[Data entries for graphics]
═══

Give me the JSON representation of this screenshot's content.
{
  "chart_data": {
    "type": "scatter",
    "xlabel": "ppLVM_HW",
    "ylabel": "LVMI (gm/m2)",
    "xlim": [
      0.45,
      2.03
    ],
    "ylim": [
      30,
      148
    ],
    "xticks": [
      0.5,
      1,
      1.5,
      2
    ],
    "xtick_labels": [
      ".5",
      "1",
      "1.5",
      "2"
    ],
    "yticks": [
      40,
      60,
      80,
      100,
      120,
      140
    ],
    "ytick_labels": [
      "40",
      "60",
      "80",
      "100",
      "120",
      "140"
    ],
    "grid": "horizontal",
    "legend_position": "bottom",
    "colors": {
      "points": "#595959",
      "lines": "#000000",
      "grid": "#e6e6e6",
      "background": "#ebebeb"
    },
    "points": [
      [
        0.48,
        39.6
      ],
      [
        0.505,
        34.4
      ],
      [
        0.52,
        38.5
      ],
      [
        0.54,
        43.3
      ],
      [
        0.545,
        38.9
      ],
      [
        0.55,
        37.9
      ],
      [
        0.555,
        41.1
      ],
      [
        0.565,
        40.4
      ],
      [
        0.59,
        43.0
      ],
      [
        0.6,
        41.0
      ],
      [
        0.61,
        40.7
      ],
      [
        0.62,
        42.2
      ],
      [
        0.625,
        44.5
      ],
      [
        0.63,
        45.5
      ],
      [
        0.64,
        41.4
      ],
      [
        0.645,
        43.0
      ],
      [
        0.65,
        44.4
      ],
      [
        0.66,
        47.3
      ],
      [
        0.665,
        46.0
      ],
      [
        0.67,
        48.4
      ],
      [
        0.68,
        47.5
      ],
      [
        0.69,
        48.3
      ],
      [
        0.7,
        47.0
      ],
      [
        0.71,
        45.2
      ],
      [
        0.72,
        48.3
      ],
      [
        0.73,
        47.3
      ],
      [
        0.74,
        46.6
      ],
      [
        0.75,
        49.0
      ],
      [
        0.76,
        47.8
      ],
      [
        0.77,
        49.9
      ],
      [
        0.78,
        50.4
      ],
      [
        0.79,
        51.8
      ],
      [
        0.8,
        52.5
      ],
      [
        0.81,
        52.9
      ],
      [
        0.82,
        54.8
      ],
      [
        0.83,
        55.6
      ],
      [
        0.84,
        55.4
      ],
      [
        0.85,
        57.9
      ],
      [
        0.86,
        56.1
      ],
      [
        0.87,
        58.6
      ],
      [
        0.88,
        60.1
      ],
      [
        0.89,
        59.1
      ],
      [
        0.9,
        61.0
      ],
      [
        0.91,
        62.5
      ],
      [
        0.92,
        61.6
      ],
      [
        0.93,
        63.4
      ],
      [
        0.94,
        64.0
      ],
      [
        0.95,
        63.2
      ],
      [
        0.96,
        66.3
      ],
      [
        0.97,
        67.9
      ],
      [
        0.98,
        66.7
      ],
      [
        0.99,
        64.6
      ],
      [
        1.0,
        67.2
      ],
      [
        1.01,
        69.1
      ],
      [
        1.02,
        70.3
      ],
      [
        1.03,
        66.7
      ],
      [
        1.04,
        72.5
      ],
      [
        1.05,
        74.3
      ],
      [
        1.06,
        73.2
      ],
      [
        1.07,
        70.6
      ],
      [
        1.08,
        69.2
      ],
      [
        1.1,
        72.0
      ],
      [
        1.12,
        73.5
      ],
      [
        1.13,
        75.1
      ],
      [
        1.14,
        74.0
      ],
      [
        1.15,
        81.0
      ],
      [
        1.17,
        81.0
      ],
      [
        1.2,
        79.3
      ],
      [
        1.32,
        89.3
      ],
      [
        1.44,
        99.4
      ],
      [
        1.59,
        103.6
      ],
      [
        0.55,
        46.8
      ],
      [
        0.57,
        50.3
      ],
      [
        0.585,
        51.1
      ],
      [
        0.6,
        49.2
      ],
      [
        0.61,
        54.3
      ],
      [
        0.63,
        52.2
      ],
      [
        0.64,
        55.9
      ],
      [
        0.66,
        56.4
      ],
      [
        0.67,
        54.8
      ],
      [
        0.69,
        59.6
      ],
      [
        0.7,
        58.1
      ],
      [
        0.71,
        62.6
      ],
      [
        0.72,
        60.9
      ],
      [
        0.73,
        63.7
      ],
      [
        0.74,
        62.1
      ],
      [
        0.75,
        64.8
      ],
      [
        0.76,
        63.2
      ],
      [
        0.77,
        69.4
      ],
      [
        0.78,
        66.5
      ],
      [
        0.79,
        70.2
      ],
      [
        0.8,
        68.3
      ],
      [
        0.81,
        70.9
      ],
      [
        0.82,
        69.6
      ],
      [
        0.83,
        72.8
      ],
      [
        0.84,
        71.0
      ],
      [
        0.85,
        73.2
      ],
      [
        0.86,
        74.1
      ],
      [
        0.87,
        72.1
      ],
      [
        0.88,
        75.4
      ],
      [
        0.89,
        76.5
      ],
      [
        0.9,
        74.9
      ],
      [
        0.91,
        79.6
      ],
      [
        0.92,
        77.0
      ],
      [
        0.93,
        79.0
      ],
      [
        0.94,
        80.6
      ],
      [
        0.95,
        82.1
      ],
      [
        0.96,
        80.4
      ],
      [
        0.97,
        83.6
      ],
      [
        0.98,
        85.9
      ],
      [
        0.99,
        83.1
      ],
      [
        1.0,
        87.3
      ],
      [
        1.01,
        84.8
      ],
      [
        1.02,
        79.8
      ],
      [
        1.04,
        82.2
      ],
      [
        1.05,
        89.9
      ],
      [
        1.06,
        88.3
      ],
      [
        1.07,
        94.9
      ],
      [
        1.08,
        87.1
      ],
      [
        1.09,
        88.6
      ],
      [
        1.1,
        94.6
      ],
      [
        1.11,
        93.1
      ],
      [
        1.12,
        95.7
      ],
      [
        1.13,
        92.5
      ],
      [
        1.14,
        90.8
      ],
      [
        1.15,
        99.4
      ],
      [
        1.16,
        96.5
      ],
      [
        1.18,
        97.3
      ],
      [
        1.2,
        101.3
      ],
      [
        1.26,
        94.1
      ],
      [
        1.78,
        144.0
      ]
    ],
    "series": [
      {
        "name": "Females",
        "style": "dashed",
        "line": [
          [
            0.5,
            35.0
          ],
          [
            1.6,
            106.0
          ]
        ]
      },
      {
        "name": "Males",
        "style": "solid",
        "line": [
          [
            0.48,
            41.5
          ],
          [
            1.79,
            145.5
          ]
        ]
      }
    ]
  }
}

═══

§ **TASK PROMPT**: Reproduce the material above, every line of it, exactly.

§ **SOLVED PROBLEM**:
Give me the JSON representation of this screenshot's content.
{
  "chart_data": {
    "type": "scatter",
    "xlabel": "ppLVM_HW",
    "ylabel": "LVMI (gm/m2)",
    "xlim": [
      0.45,
      2.03
    ],
    "ylim": [
      30,
      148
    ],
    "xticks": [
      0.5,
      1,
      1.5,
      2
    ],
    "xtick_labels": [
      ".5",
      "1",
      "1.5",
      "2"
    ],
    "yticks": [
      40,
      60,
      80,
      100,
      120,
      140
    ],
    "ytick_labels": [
      "40",
      "60",
      "80",
      "100",
      "120",
      "140"
    ],
    "grid": "horizontal",
    "legend_position": "bottom",
    "colors": {
      "points": "#595959",
      "lines": "#000000",
      "grid": "#e6e6e6",
      "background": "#ebebeb"
    },
    "points": [
      [
        0.48,
        39.6
      ],
      [
        0.505,
        34.4
      ],
      [
        0.52,
        38.5
      ],
      [
        0.54,
        43.3
      ],
      [
        0.545,
        38.9
      ],
      [
        0.55,
        37.9
      ],
      [
        0.555,
        41.1
      ],
      [
        0.565,
        40.4
      ],
      [
        0.59,
        43.0
      ],
      [
        0.6,
        41.0
      ],
      [
        0.61,
        40.7
      ],
      [
        0.62,
        42.2
      ],
      [
        0.625,
        44.5
      ],
      [
        0.63,
        45.5
      ],
      [
        0.64,
        41.4
      ],
      [
        0.645,
        43.0
      ],
      [
        0.65,
        44.4
      ],
      [
        0.66,
        47.3
      ],
      [
        0.665,
        46.0
      ],
      [
        0.67,
        48.4
      ],
      [
        0.68,
        47.5
      ],
      [
        0.69,
        48.3
      ],
      [
        0.7,
        47.0
      ],
      [
        0.71,
        45.2
      ],
      [
        0.72,
        48.3
      ],
      [
        0.73,
        47.3
      ],
      [
        0.74,
        46.6
      ],
      [
        0.75,
        49.0
      ],
      [
        0.76,
        47.8
      ],
      [
        0.77,
        49.9
      ],
      [
        0.78,
        50.4
      ],
      [
        0.79,
        51.8
      ],
      [
        0.8,
        52.5
      ],
      [
        0.81,
        52.9
      ],
      [
        0.82,
        54.8
      ],
      [
        0.83,
        55.6
      ],
      [
        0.84,
        55.4
      ],
      [
        0.85,
        57.9
      ],
      [
        0.86,
        56.1
      ],
      [
        0.87,
        58.6
      ],
      [
        0.88,
        60.1
      ],
      [
        0.89,
        59.1
      ],
      [
        0.9,
        61.0
      ],
      [
        0.91,
        62.5
      ],
      [
        0.92,
        61.6
      ],
      [
        0.93,
        63.4
      ],
      [
        0.94,
        64.0
      ],
      [
        0.95,
        63.2
      ],
      [
        0.96,
        66.3
      ],
      [
        0.97,
        67.9
      ],
      [
        0.98,
        66.7
      ],
      [
        0.99,
        64.6
      ],
      [
        1.0,
        67.2
      ],
      [
        1.01,
        69.1
      ],
      [
        1.02,
        70.3
      ],
      [
        1.03,
        66.7
      ],
      [
        1.04,
        72.5
      ],
      [
        1.05,
        74.3
      ],
      [
        1.06,
        73.2
      ],
      [
        1.07,
        70.6
      ],
      [
        1.08,
        69.2
      ],
      [
        1.1,
        72.0
      ],
      [
        1.12,
        73.5
      ],
      [
        1.13,
        75.1
      ],
      [
        1.14,
        74.0
      ],
      [
        1.15,
        81.0
      ],
      [
        1.17,
        81.0
      ],
      [
        1.2,
        79.3
      ],
      [
        1.32,
        89.3
      ],
      [
        1.44,
        99.4
      ],
      [
        1.59,
        103.6
      ],
      [
        0.55,
        46.8
      ],
      [
        0.57,
        50.3
      ],
      [
        0.585,
        51.1
      ],
      [
        0.6,
        49.2
      ],
      [
        0.61,
        54.3
      ],
      [
        0.63,
        52.2
      ],
      [
        0.64,
        55.9
      ],
      [
        0.66,
        56.4
      ],
      [
        0.67,
        54.8
      ],
      [
        0.69,
        59.6
      ],
      [
        0.7,
        58.1
      ],
      [
        0.71,
        62.6
      ],
      [
        0.72,
        60.9
      ],
      [
        0.73,
        63.7
      ],
      [
        0.74,
        62.1
      ],
      [
        0.75,
        64.8
      ],
      [
        0.76,
        63.2
      ],
      [
        0.77,
        69.4
      ],
      [
        0.78,
        66.5
      ],
      [
        0.79,
        70.2
      ],
      [
        0.8,
        68.3
      ],
      [
        0.81,
        70.9
      ],
      [
        0.82,
        69.6
      ],
      [
        0.83,
        72.8
      ],
      [
        0.84,
        71.0
      ],
      [
        0.85,
        73.2
      ],
      [
        0.86,
        74.1
      ],
      [
        0.87,
        72.1
      ],
      [
        0.88,
        75.4
      ],
      [
        0.89,
        76.5
      ],
      [
        0.9,
        74.9
      ],
      [
        0.91,
        79.6
      ],
      [
        0.92,
        77.0
      ],
      [
        0.93,
        79.0
      ],
      [
        0.94,
        80.6
      ],
      [
        0.95,
        82.1
      ],
      [
        0.96,
        80.4
      ],
      [
        0.97,
        83.6
      ],
      [
        0.98,
        85.9
      ],
      [
        0.99,
        83.1
      ],
      [
        1.0,
        87.3
      ],
      [
        1.01,
        84.8
      ],
      [
        1.02,
        79.8
      ],
      [
        1.04,
        82.2
      ],
      [
        1.05,
        89.9
      ],
      [
        1.06,
        88.3
      ],
      [
        1.07,
        94.9
      ],
      [
        1.08,
        87.1
      ],
      [
        1.09,
        88.6
      ],
      [
        1.1,
        94.6
      ],
      [
        1.11,
        93.1
      ],
      [
        1.12,
        95.7
      ],
      [
        1.13,
        92.5
      ],
      [
        1.14,
        90.8
      ],
      [
        1.15,
        99.4
      ],
      [
        1.16,
        96.5
      ],
      [
        1.18,
        97.3
      ],
      [
        1.2,
        101.3
      ],
      [
        1.26,
        94.1
      ],
      [
        1.78,
        144.0
      ]
    ],
    "series": [
      {
        "name": "Females",
        "style": "dashed",
        "line": [
          [
            0.5,
            35.0
          ],
          [
            1.6,
            106.0
          ]
        ]
      },
      {
        "name": "Males",
        "style": "solid",
        "line": [
          [
            0.48,
            41.5
          ],
          [
            1.79,
            145.5
          ]
        ]
      }
    ]
  }
}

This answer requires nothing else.